# PROVIDED RECORDS start
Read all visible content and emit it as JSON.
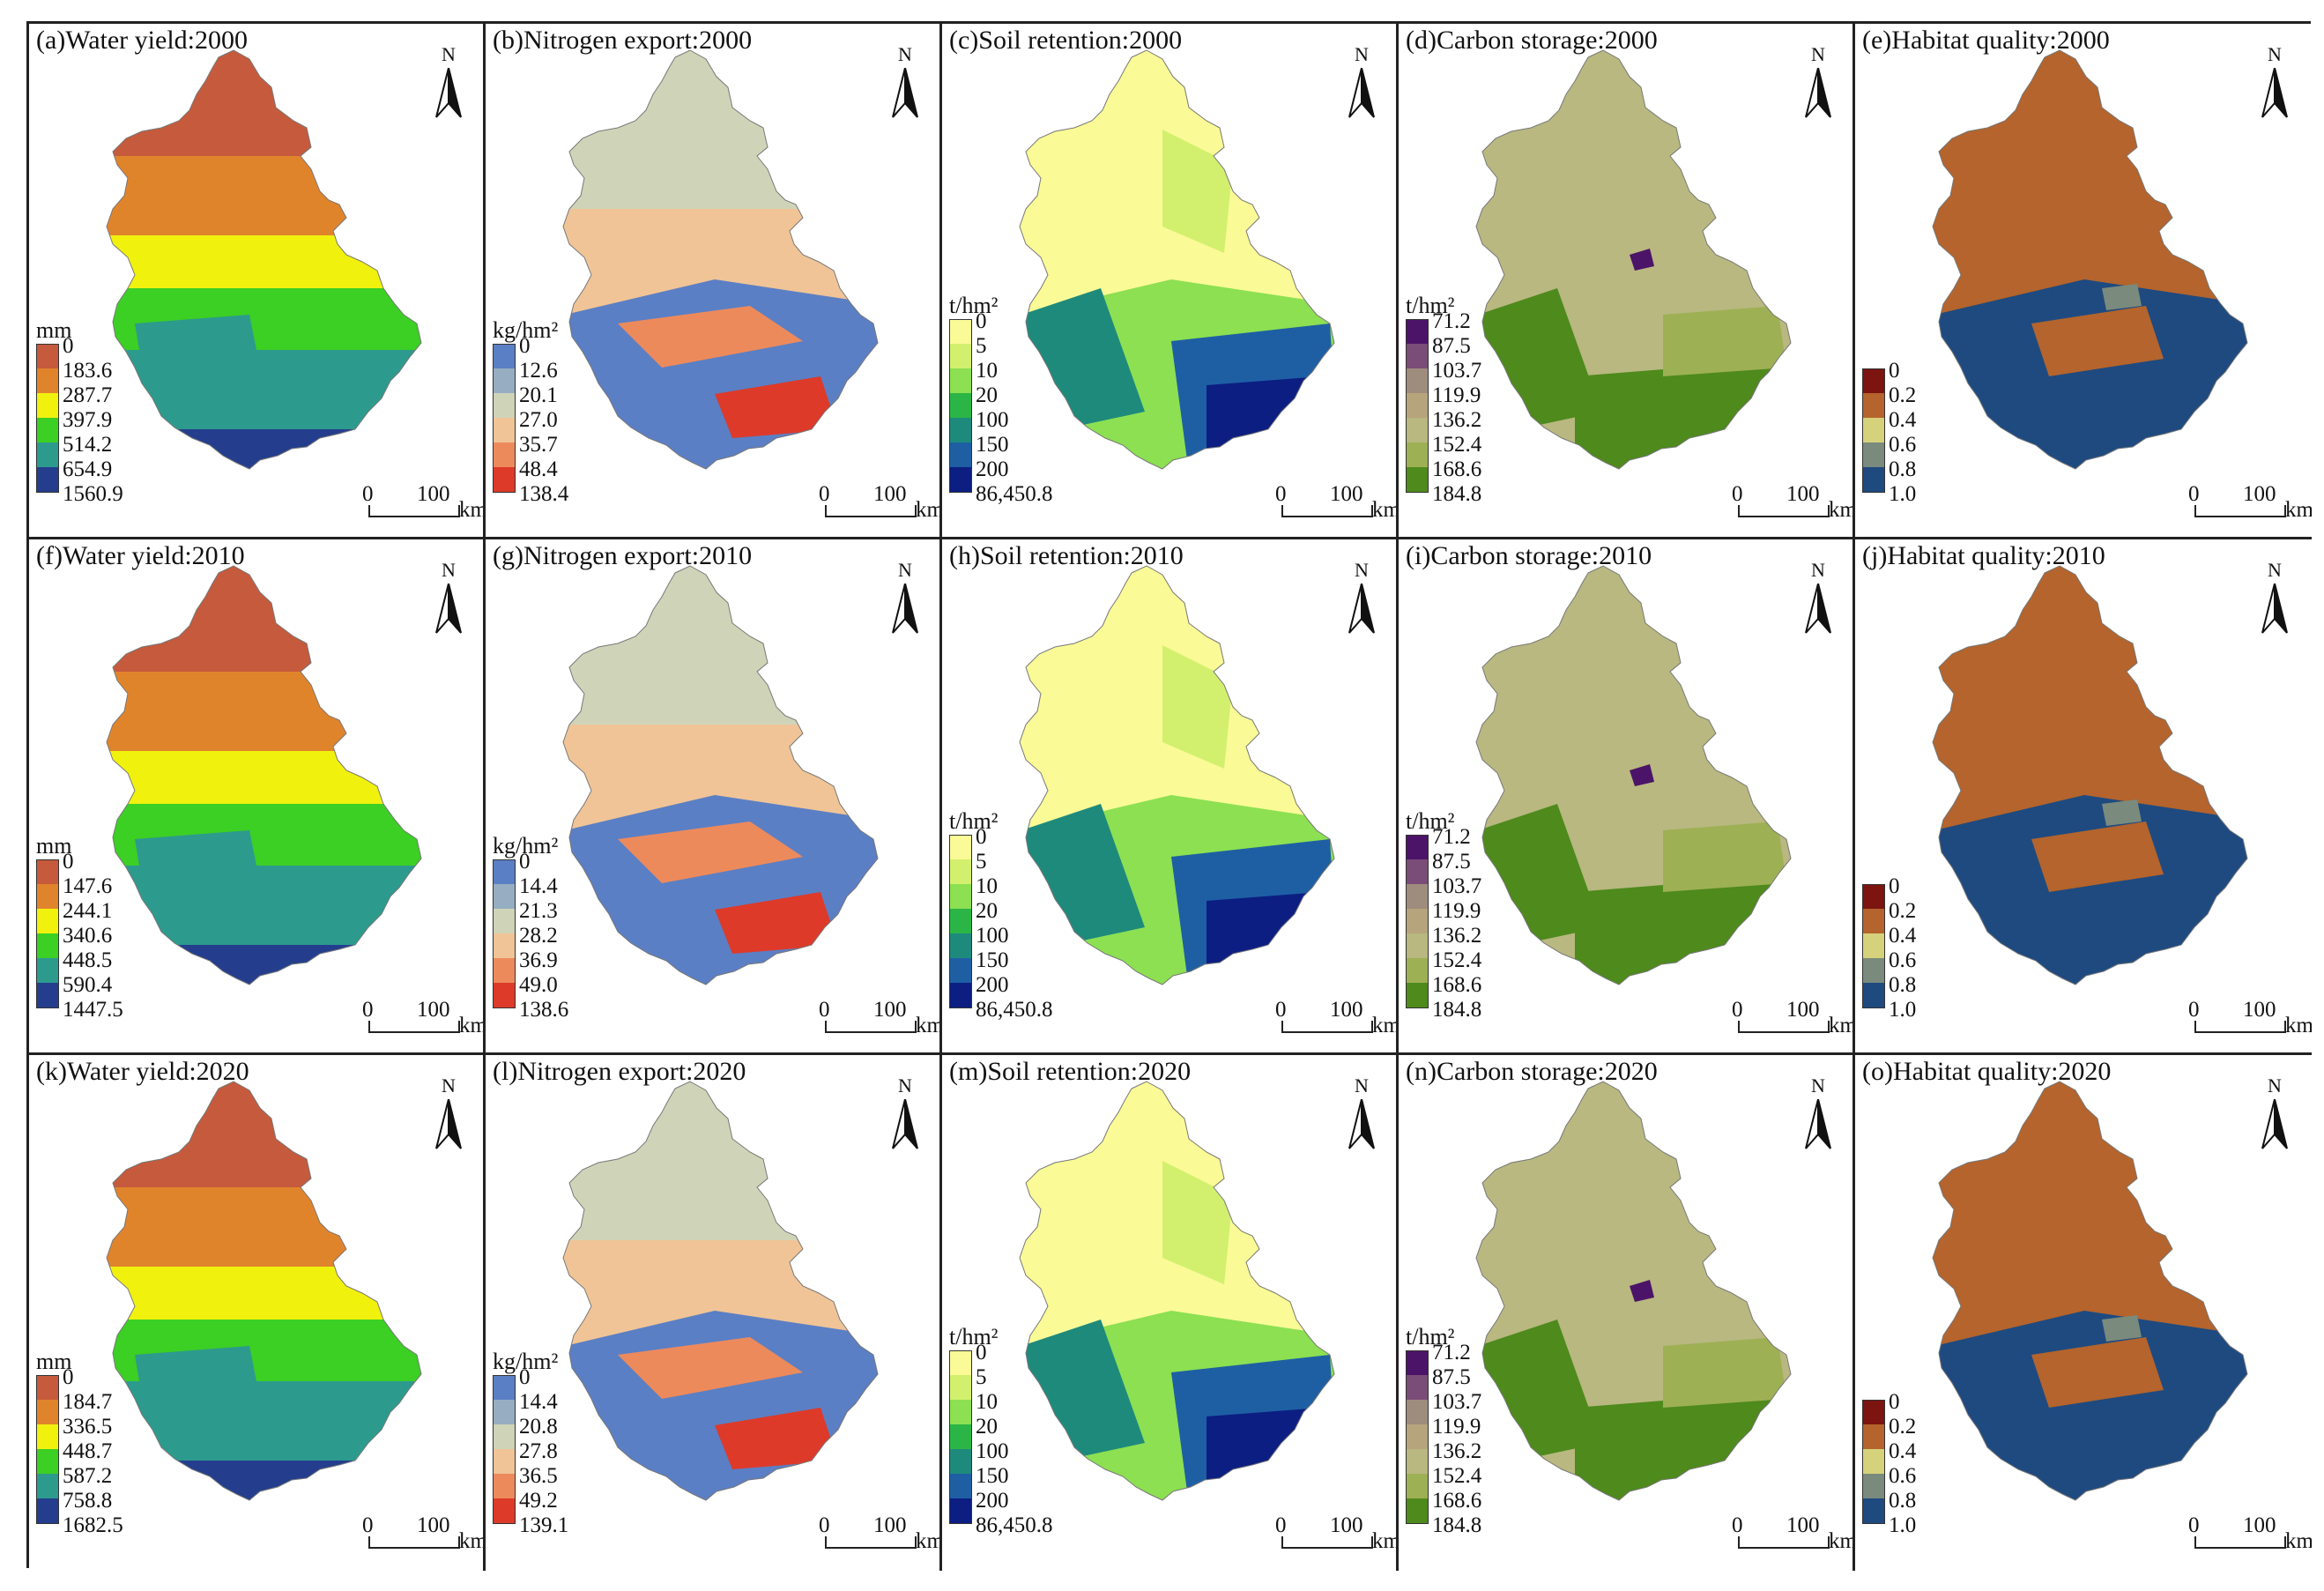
{
  "figure": {
    "north_label": "N",
    "scale": {
      "zero": "0",
      "hundred": "100",
      "unit": "km"
    },
    "panels": [
      {
        "title": "(a)Water yield:2000",
        "type": "water",
        "unit": "mm",
        "legend": [
          "0",
          "183.6",
          "287.7",
          "397.9",
          "514.2",
          "654.9",
          "1560.9"
        ],
        "colors": [
          "#c65a3c",
          "#e0842c",
          "#f1f10e",
          "#3ccf24",
          "#2d9a8e",
          "#243e8d"
        ]
      },
      {
        "title": "(b)Nitrogen export:2000",
        "type": "nitrogen",
        "unit": "kg/hm²",
        "legend": [
          "0",
          "12.6",
          "20.1",
          "27.0",
          "35.7",
          "48.4",
          "138.4"
        ],
        "colors": [
          "#5b7fc4",
          "#97aec2",
          "#cfd4b8",
          "#f0c496",
          "#ed8a5c",
          "#dd3a2a"
        ]
      },
      {
        "title": "(c)Soil retention:2000",
        "type": "soil",
        "unit": "t/hm²",
        "legend": [
          "0",
          "5",
          "10",
          "20",
          "100",
          "150",
          "200",
          "86,450.8"
        ],
        "colors": [
          "#fafa96",
          "#d2f06e",
          "#8ce052",
          "#2bb546",
          "#1e8a7c",
          "#1e5fa4",
          "#0c1e82"
        ]
      },
      {
        "title": "(d)Carbon storage:2000",
        "type": "carbon",
        "unit": "t/hm²",
        "legend": [
          "71.2",
          "87.5",
          "103.7",
          "119.9",
          "136.2",
          "152.4",
          "168.6",
          "184.8"
        ],
        "colors": [
          "#4c1468",
          "#7a4c78",
          "#9e8c7c",
          "#b6a47c",
          "#b8b880",
          "#9eb054",
          "#4e8a1c"
        ]
      },
      {
        "title": "(e)Habitat quality:2000",
        "type": "habitat",
        "unit": "",
        "legend": [
          "0",
          "0.2",
          "0.4",
          "0.6",
          "0.8",
          "1.0"
        ],
        "colors": [
          "#7c1410",
          "#b4642c",
          "#d6d27c",
          "#7a8a7c",
          "#1e4a80"
        ]
      },
      {
        "title": "(f)Water yield:2010",
        "type": "water",
        "unit": "mm",
        "legend": [
          "0",
          "147.6",
          "244.1",
          "340.6",
          "448.5",
          "590.4",
          "1447.5"
        ],
        "colors": [
          "#c65a3c",
          "#e0842c",
          "#f1f10e",
          "#3ccf24",
          "#2d9a8e",
          "#243e8d"
        ]
      },
      {
        "title": "(g)Nitrogen export:2010",
        "type": "nitrogen",
        "unit": "kg/hm²",
        "legend": [
          "0",
          "14.4",
          "21.3",
          "28.2",
          "36.9",
          "49.0",
          "138.6"
        ],
        "colors": [
          "#5b7fc4",
          "#97aec2",
          "#cfd4b8",
          "#f0c496",
          "#ed8a5c",
          "#dd3a2a"
        ]
      },
      {
        "title": "(h)Soil retention:2010",
        "type": "soil",
        "unit": "t/hm²",
        "legend": [
          "0",
          "5",
          "10",
          "20",
          "100",
          "150",
          "200",
          "86,450.8"
        ],
        "colors": [
          "#fafa96",
          "#d2f06e",
          "#8ce052",
          "#2bb546",
          "#1e8a7c",
          "#1e5fa4",
          "#0c1e82"
        ]
      },
      {
        "title": "(i)Carbon storage:2010",
        "type": "carbon",
        "unit": "t/hm²",
        "legend": [
          "71.2",
          "87.5",
          "103.7",
          "119.9",
          "136.2",
          "152.4",
          "168.6",
          "184.8"
        ],
        "colors": [
          "#4c1468",
          "#7a4c78",
          "#9e8c7c",
          "#b6a47c",
          "#b8b880",
          "#9eb054",
          "#4e8a1c"
        ]
      },
      {
        "title": "(j)Habitat quality:2010",
        "type": "habitat",
        "unit": "",
        "legend": [
          "0",
          "0.2",
          "0.4",
          "0.6",
          "0.8",
          "1.0"
        ],
        "colors": [
          "#7c1410",
          "#b4642c",
          "#d6d27c",
          "#7a8a7c",
          "#1e4a80"
        ]
      },
      {
        "title": "(k)Water yield:2020",
        "type": "water",
        "unit": "mm",
        "legend": [
          "0",
          "184.7",
          "336.5",
          "448.7",
          "587.2",
          "758.8",
          "1682.5"
        ],
        "colors": [
          "#c65a3c",
          "#e0842c",
          "#f1f10e",
          "#3ccf24",
          "#2d9a8e",
          "#243e8d"
        ]
      },
      {
        "title": "(l)Nitrogen export:2020",
        "type": "nitrogen",
        "unit": "kg/hm²",
        "legend": [
          "0",
          "14.4",
          "20.8",
          "27.8",
          "36.5",
          "49.2",
          "139.1"
        ],
        "colors": [
          "#5b7fc4",
          "#97aec2",
          "#cfd4b8",
          "#f0c496",
          "#ed8a5c",
          "#dd3a2a"
        ]
      },
      {
        "title": "(m)Soil retention:2020",
        "type": "soil",
        "unit": "t/hm²",
        "legend": [
          "0",
          "5",
          "10",
          "20",
          "100",
          "150",
          "200",
          "86,450.8"
        ],
        "colors": [
          "#fafa96",
          "#d2f06e",
          "#8ce052",
          "#2bb546",
          "#1e8a7c",
          "#1e5fa4",
          "#0c1e82"
        ]
      },
      {
        "title": "(n)Carbon storage:2020",
        "type": "carbon",
        "unit": "t/hm²",
        "legend": [
          "71.2",
          "87.5",
          "103.7",
          "119.9",
          "136.2",
          "152.4",
          "168.6",
          "184.8"
        ],
        "colors": [
          "#4c1468",
          "#7a4c78",
          "#9e8c7c",
          "#b6a47c",
          "#b8b880",
          "#9eb054",
          "#4e8a1c"
        ]
      },
      {
        "title": "(o)Habitat quality:2020",
        "type": "habitat",
        "unit": "",
        "legend": [
          "0",
          "0.2",
          "0.4",
          "0.6",
          "0.8",
          "1.0"
        ],
        "colors": [
          "#7c1410",
          "#b4642c",
          "#d6d27c",
          "#7a8a7c",
          "#1e4a80"
        ]
      }
    ]
  }
}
# PROVIDED RECORDS end
From the records above, pull out each line that has "yield".

WRITTEN ANSWER:
        "title": "(a)Water yield:2000",
        "title": "(f)Water yield:2010",
        "title": "(k)Water yield:2020",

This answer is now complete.